What you will do:
Please repeat everything from the start of the material down to the line containing "y-tick-label: -1.00 [8,283,42,298]", including both ends, and copy each line precisely as it appears.
++++
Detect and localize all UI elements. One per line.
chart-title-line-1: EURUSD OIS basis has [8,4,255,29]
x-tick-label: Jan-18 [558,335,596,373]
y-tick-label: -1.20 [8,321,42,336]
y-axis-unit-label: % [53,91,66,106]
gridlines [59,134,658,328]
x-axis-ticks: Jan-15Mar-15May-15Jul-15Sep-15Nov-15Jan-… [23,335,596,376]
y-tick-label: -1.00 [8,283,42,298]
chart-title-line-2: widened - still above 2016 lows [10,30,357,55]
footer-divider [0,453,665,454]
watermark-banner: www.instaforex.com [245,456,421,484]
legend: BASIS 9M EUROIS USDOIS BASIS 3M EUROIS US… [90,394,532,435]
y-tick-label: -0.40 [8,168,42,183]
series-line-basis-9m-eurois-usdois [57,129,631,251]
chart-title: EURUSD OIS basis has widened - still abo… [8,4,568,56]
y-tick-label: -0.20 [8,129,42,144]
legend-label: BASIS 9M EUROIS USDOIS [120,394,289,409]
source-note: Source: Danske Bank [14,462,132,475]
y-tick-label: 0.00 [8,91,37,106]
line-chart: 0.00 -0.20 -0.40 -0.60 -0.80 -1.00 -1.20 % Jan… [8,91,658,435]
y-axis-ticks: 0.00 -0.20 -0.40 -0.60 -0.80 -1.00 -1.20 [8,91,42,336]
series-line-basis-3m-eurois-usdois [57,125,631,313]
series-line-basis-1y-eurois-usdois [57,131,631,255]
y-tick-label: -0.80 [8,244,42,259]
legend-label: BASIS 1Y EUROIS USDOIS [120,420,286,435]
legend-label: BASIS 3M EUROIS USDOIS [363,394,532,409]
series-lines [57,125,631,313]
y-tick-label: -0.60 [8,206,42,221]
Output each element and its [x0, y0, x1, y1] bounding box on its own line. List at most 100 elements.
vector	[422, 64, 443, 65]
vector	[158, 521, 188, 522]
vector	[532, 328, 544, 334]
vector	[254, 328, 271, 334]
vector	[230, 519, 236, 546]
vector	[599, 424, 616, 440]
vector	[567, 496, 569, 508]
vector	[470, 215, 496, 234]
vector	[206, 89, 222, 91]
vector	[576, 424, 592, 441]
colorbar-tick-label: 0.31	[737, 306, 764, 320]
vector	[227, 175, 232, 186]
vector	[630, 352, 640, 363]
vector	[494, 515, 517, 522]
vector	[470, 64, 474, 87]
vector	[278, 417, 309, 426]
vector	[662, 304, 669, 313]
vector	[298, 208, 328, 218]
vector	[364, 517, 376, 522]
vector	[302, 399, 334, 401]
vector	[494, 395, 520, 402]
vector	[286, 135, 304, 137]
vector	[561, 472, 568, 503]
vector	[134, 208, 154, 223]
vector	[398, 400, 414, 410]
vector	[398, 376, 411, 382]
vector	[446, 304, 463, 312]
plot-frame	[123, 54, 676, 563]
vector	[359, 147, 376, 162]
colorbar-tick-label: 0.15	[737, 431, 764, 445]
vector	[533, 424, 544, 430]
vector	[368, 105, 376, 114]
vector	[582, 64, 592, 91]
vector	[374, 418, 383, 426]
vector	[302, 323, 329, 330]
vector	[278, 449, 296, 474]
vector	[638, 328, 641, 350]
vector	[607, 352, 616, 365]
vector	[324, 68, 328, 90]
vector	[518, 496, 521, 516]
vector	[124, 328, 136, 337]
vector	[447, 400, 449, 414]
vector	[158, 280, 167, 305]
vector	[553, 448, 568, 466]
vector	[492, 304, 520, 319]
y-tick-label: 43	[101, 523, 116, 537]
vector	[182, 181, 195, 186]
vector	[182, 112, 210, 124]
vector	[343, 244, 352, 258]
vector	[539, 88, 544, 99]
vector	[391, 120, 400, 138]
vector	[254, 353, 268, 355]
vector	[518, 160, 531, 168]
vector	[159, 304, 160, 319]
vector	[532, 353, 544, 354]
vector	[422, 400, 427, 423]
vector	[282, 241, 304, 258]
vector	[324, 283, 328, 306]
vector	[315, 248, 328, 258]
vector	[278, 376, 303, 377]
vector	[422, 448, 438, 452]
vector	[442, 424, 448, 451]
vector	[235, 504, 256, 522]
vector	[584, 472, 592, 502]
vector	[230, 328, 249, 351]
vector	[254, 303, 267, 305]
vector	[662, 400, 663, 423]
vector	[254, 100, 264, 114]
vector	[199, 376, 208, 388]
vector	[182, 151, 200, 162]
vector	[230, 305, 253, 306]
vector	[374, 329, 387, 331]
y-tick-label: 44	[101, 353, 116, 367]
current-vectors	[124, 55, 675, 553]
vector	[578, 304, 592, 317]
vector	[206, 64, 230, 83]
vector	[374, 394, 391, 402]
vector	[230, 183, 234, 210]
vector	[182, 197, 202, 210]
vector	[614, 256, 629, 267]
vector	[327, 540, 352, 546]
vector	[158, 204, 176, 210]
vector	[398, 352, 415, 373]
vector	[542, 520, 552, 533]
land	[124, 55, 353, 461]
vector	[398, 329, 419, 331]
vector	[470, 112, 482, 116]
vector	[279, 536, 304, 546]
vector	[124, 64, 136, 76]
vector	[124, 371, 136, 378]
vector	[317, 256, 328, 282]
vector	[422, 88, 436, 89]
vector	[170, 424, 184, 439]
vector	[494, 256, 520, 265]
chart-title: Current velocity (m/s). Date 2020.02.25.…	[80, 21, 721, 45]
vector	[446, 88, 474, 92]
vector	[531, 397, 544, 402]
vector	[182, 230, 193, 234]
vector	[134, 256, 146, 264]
++++
Complete response:
Detect and localize all UI elements. One per line.
chart-title-line-1: EURUSD OIS basis has [8,4,255,29]
x-tick-label: Jan-18 [558,335,596,373]
y-tick-label: -1.20 [8,321,42,336]
y-axis-unit-label: % [53,91,66,106]
gridlines [59,134,658,328]
x-axis-ticks: Jan-15Mar-15May-15Jul-15Sep-15Nov-15Jan-… [23,335,596,376]
y-tick-label: -1.00 [8,283,42,298]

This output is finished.